[Stored entries]
——
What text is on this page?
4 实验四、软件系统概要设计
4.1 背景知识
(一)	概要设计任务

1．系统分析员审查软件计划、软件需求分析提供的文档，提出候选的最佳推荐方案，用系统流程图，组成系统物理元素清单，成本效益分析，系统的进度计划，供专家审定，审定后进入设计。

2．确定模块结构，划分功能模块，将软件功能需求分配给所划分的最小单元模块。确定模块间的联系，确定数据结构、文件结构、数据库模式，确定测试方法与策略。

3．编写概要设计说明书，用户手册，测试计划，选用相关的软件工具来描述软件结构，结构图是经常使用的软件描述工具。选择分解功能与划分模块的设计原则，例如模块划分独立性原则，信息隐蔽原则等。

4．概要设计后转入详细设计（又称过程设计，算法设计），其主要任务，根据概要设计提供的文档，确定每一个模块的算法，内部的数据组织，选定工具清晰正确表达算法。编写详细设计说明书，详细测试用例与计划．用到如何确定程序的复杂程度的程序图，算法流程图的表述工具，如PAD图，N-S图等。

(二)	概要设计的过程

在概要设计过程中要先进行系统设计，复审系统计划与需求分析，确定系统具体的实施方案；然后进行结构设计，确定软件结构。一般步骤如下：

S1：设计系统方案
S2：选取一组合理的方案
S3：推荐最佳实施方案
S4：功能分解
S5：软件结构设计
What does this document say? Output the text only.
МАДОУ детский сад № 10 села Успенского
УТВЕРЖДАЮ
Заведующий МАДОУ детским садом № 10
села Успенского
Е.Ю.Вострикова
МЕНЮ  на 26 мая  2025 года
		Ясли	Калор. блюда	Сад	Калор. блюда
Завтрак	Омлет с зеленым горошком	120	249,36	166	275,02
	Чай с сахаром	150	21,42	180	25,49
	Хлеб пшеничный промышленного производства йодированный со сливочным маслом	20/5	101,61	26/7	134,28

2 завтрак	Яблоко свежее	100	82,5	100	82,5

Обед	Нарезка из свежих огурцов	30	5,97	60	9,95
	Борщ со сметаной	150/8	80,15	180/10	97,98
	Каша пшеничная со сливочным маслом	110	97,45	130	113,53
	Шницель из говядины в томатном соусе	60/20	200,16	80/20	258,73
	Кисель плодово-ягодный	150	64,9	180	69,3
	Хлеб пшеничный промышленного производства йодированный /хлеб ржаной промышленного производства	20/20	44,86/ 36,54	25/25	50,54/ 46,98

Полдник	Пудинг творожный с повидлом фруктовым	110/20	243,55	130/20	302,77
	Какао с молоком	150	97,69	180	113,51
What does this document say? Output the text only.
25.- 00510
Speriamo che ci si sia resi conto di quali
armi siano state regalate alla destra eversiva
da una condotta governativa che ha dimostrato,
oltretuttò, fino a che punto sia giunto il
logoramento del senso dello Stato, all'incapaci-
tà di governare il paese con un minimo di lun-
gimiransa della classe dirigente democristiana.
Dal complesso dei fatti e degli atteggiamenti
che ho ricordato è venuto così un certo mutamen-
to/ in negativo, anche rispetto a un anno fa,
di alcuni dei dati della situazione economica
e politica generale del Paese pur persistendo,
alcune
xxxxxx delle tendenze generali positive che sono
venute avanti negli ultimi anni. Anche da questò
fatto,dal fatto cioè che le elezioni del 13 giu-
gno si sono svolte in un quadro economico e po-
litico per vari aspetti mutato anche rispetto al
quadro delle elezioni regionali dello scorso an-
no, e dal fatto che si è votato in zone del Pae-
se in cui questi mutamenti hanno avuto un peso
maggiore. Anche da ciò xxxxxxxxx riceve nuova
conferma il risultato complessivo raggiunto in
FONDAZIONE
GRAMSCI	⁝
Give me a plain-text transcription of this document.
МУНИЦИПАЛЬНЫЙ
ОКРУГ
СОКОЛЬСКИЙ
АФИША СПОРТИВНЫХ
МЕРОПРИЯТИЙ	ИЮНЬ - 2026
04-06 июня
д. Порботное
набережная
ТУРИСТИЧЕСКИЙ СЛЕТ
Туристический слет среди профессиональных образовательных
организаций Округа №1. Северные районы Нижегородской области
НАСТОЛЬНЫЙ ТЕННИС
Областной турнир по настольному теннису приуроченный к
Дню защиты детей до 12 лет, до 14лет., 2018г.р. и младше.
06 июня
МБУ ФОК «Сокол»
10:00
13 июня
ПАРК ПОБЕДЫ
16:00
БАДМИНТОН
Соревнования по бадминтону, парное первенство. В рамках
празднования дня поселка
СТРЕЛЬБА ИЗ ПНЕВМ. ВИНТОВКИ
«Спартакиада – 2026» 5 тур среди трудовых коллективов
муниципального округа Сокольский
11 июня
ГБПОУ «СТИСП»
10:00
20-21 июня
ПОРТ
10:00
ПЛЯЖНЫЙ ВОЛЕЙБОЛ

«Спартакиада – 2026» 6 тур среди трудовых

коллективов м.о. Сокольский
——
Go through the listing above and pull out each line containing the word "Успенского".

OUTPUT FOR THIS TASK
МАДОУ детский сад № 10 села Успенского
села Успенского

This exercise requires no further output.